→ **Data extract**:
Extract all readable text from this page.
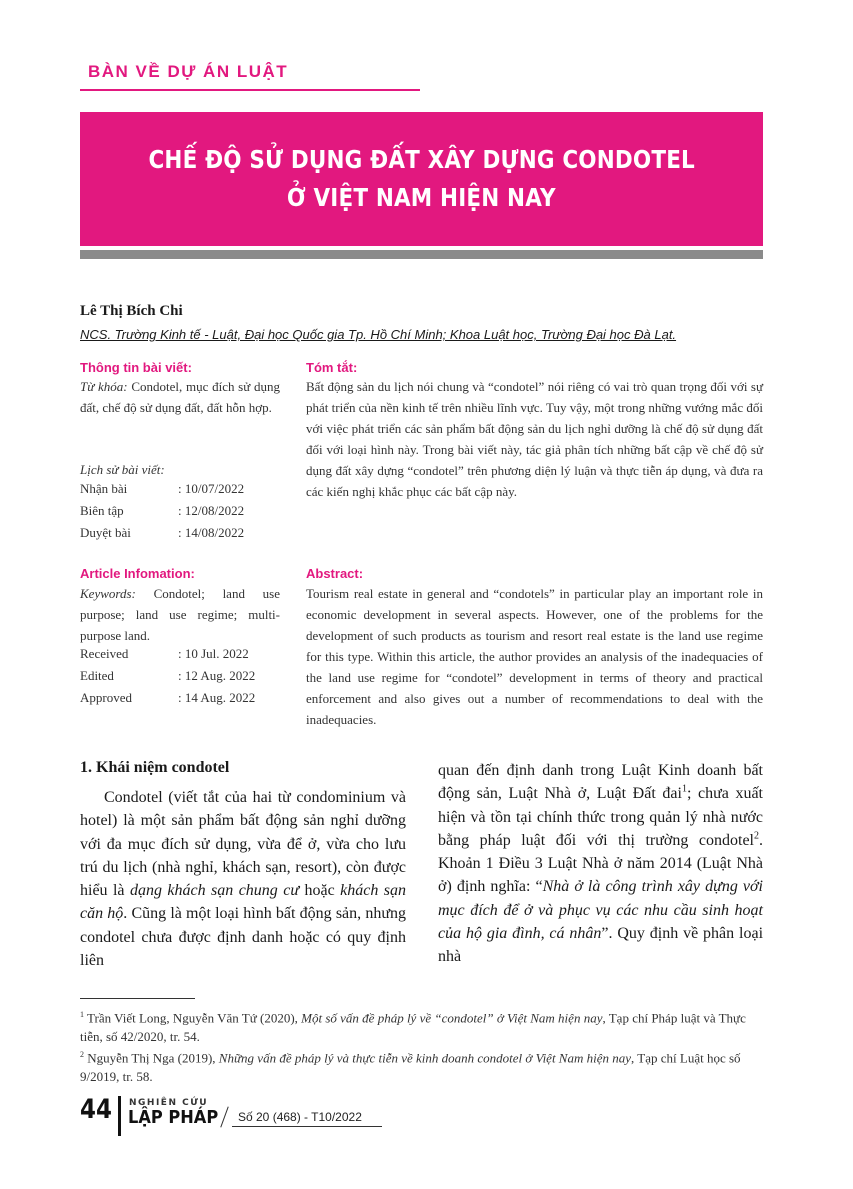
BÀN VỀ DỰ ÁN LUẬT
CHẾ ĐỘ SỬ DỤNG ĐẤT XÂY DỰNG CONDOTEL
Ở VIỆT NAM HIỆN NAY
Lê Thị Bích Chi
NCS. Trường Kinh tế - Luật, Đại học Quốc gia Tp. Hồ Chí Minh; Khoa Luật học, Trường Đại học Đà Lạt.
Thông tin bài viết:
Từ khóa: Condotel, mục đích sử dụng đất, chế độ sử dụng đất, đất hỗn hợp.
Lịch sử bài viết:
Nhận bài	: 10/07/2022
Biên tập	: 12/08/2022
Duyệt bài	: 14/08/2022
Tóm tắt:
Bất động sản du lịch nói chung và “condotel” nói riêng có vai trò quan trọng đối với sự phát triển của nền kinh tế trên nhiều lĩnh vực. Tuy vậy, một trong những vướng mắc đối với việc phát triển các sản phẩm bất động sản du lịch nghỉ dưỡng là chế độ sử dụng đất đối với loại hình này. Trong bài viết này, tác giả phân tích những bất cập về chế độ sử dụng đất xây dựng “condotel” trên phương diện lý luận và thực tiễn áp dụng, và đưa ra các kiến nghị khắc phục các bất cập này.
Article Infomation:
Keywords: Condotel; land use purpose; land use regime; multi-purpose land.
Received	: 10 Jul. 2022
Edited	: 12 Aug. 2022
Approved	: 14 Aug. 2022
Abstract:
Tourism real estate in general and “condotels” in particular play an important role in economic development in several aspects. However, one of the problems for the development of such products as tourism and resort real estate is the land use regime for this type. Within this article, the author provides an analysis of the inadequacies of the land use regime for “condotel” development in terms of theory and practical enforcement and also gives out a number of recommendations to deal with the inadequacies.
1. Khái niệm condotel
Condotel (viết tắt của hai từ condominium và hotel) là một sản phẩm bất động sản nghỉ dưỡng với đa mục đích sử dụng, vừa để ở, vừa cho lưu trú du lịch (nhà nghỉ, khách sạn, resort), còn được hiểu là dạng khách sạn chung cư hoặc khách sạn căn hộ. Cũng là một loại hình bất động sản, nhưng condotel chưa được định danh hoặc có quy định liên
quan đến định danh trong Luật Kinh doanh bất động sản, Luật Nhà ở, Luật Đất đai$^1$; chưa xuất hiện và tồn tại chính thức trong quản lý nhà nước bằng pháp luật đối với thị trường condotel$^2$. Khoản 1 Điều 3 Luật Nhà ở năm 2014 (Luật Nhà ở) định nghĩa: “Nhà ở là công trình xây dựng với mục đích để ở và phục vụ các nhu cầu sinh hoạt của hộ gia đình, cá nhân”. Quy định về phân loại nhà
$^1$ Trần Viết Long, Nguyễn Văn Tứ (2020), Một số vấn đề pháp lý về “condotel” ở Việt Nam hiện nay, Tạp chí Pháp luật và Thực tiễn, số 42/2020, tr. 54.
$^2$ Nguyễn Thị Nga (2019), Những vấn đề pháp lý và thực tiễn về kinh doanh condotel ở Việt Nam hiện nay, Tạp chí Luật học số 9/2019, tr. 58.
44 NGHIÊN CỨU
LẬP PHÁP Số 20 (468) - T10/2022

→ **Direction**: Return only those lines of the records that contain the string "Nguyễn".

→ **Answer in full**:
$^1$ Trần Viết Long, Nguyễn Văn Tứ (2020), Một số vấn đề pháp lý về “condotel” ở Việt Nam hiện nay, Tạp chí Pháp luật và Thực tiễn, số 42/2020, tr. 54.
$^2$ Nguyễn Thị Nga (2019), Những vấn đề pháp lý và thực tiễn về kinh doanh condotel ở Việt Nam hiện nay, Tạp chí Luật học số 9/2019, tr. 58.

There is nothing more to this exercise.